WHAT TO WORK ON:
Your task is to repeat the entries exactly. Leave the pictures out.

DATA FOR THE TASK:

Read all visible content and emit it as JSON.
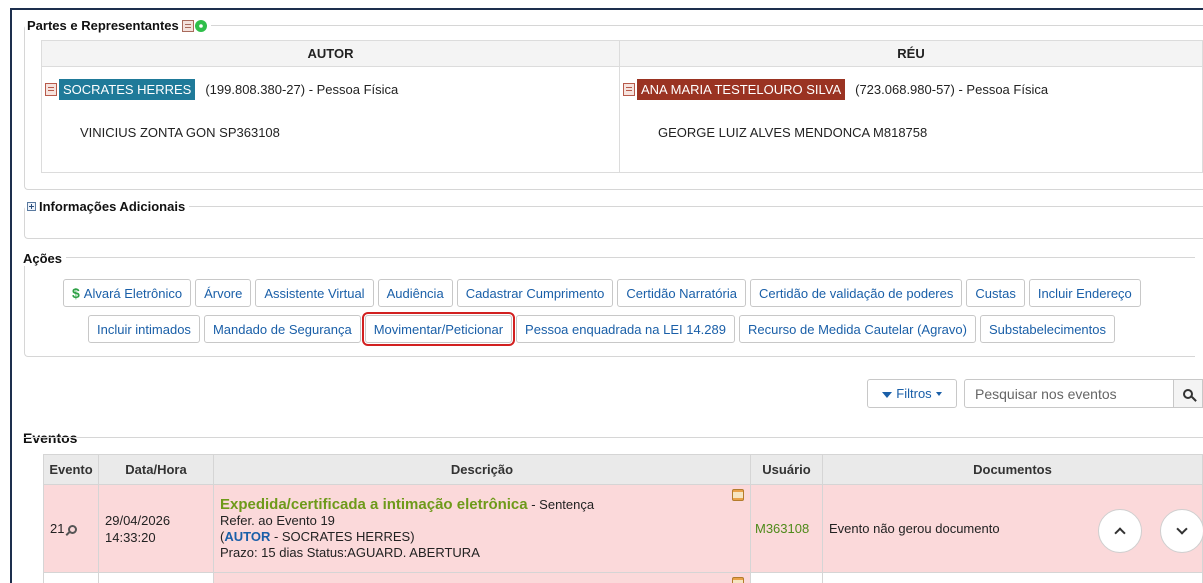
{
  "partes": {
    "title": "Partes e Representantes",
    "autor_header": "AUTOR",
    "reu_header": "RÉU",
    "autor": {
      "name": "SOCRATES HERRES",
      "doc": "(199.808.380-27) - Pessoa Física",
      "rep": "VINICIUS ZONTA GON  SP363108",
      "color": "#1f7a99"
    },
    "reu": {
      "name": "ANA MARIA TESTELOURO SILVA",
      "doc": "(723.068.980-57) - Pessoa Física",
      "rep": "GEORGE LUIZ ALVES MENDONCA  M818758",
      "color": "#9a3322"
    }
  },
  "info": {
    "title": "Informações Adicionais"
  },
  "acoes": {
    "title": "Ações",
    "row1": [
      {
        "label": "Alvará Eletrônico"
      },
      {
        "label": "Árvore"
      },
      {
        "label": "Assistente Virtual"
      },
      {
        "label": "Audiência"
      },
      {
        "label": "Cadastrar Cumprimento"
      },
      {
        "label": "Certidão Narratória"
      },
      {
        "label": "Certidão de validação de poderes"
      },
      {
        "label": "Custas"
      },
      {
        "label": "Incluir Endereço"
      }
    ],
    "row2": [
      {
        "label": "Incluir intimados"
      },
      {
        "label": "Mandado de Segurança"
      },
      {
        "label": "Movimentar/Peticionar"
      },
      {
        "label": "Pessoa enquadrada na LEI 14.289"
      },
      {
        "label": "Recurso de Medida Cautelar (Agravo)"
      },
      {
        "label": "Substabelecimentos"
      }
    ]
  },
  "filtros": {
    "label": "Filtros"
  },
  "search": {
    "placeholder": "Pesquisar nos eventos"
  },
  "eventos": {
    "title": "Eventos",
    "headers": [
      "Evento",
      "Data/Hora",
      "Descrição",
      "Usuário",
      "Documentos"
    ],
    "rows": [
      {
        "evento": "21",
        "data": "29/04/2026",
        "hora": "14:33:20",
        "desc_title": "Expedida/certificada a intimação eletrônica",
        "desc_suffix": " - Sentença",
        "ref": "Refer. ao Evento 19",
        "autor_prefix": "(",
        "autor_label": "AUTOR",
        "autor_suffix": " - SOCRATES HERRES)",
        "prazo": "Prazo: 15 dias Status:AGUARD. ABERTURA",
        "usuario": "M363108",
        "documentos": "Evento não gerou documento"
      }
    ]
  }
}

WORKED SOLUTION:
Read all visible content and emit it as JSON.
{
  "partes": {
    "title": "Partes e Representantes",
    "autor_header": "AUTOR",
    "reu_header": "RÉU",
    "autor": {
      "name": "SOCRATES HERRES",
      "doc": "(199.808.380-27) - Pessoa Física",
      "rep": "VINICIUS ZONTA GON  SP363108",
      "color": "#1f7a99"
    },
    "reu": {
      "name": "ANA MARIA TESTELOURO SILVA",
      "doc": "(723.068.980-57) - Pessoa Física",
      "rep": "GEORGE LUIZ ALVES MENDONCA  M818758",
      "color": "#9a3322"
    }
  },
  "info": {
    "title": "Informações Adicionais"
  },
  "acoes": {
    "title": "Ações",
    "row1": [
      {
        "label": "Alvará Eletrônico"
      },
      {
        "label": "Árvore"
      },
      {
        "label": "Assistente Virtual"
      },
      {
        "label": "Audiência"
      },
      {
        "label": "Cadastrar Cumprimento"
      },
      {
        "label": "Certidão Narratória"
      },
      {
        "label": "Certidão de validação de poderes"
      },
      {
        "label": "Custas"
      },
      {
        "label": "Incluir Endereço"
      }
    ],
    "row2": [
      {
        "label": "Incluir intimados"
      },
      {
        "label": "Mandado de Segurança"
      },
      {
        "label": "Movimentar/Peticionar"
      },
      {
        "label": "Pessoa enquadrada na LEI 14.289"
      },
      {
        "label": "Recurso de Medida Cautelar (Agravo)"
      },
      {
        "label": "Substabelecimentos"
      }
    ]
  },
  "filtros": {
    "label": "Filtros"
  },
  "search": {
    "placeholder": "Pesquisar nos eventos"
  },
  "eventos": {
    "title": "Eventos",
    "headers": [
      "Evento",
      "Data/Hora",
      "Descrição",
      "Usuário",
      "Documentos"
    ],
    "rows": [
      {
        "evento": "21",
        "data": "29/04/2026",
        "hora": "14:33:20",
        "desc_title": "Expedida/certificada a intimação eletrônica",
        "desc_suffix": " - Sentença",
        "ref": "Refer. ao Evento 19",
        "autor_prefix": "(",
        "autor_label": "AUTOR",
        "autor_suffix": " - SOCRATES HERRES)",
        "prazo": "Prazo: 15 dias Status:AGUARD. ABERTURA",
        "usuario": "M363108",
        "documentos": "Evento não gerou documento"
      }
    ]
  }
}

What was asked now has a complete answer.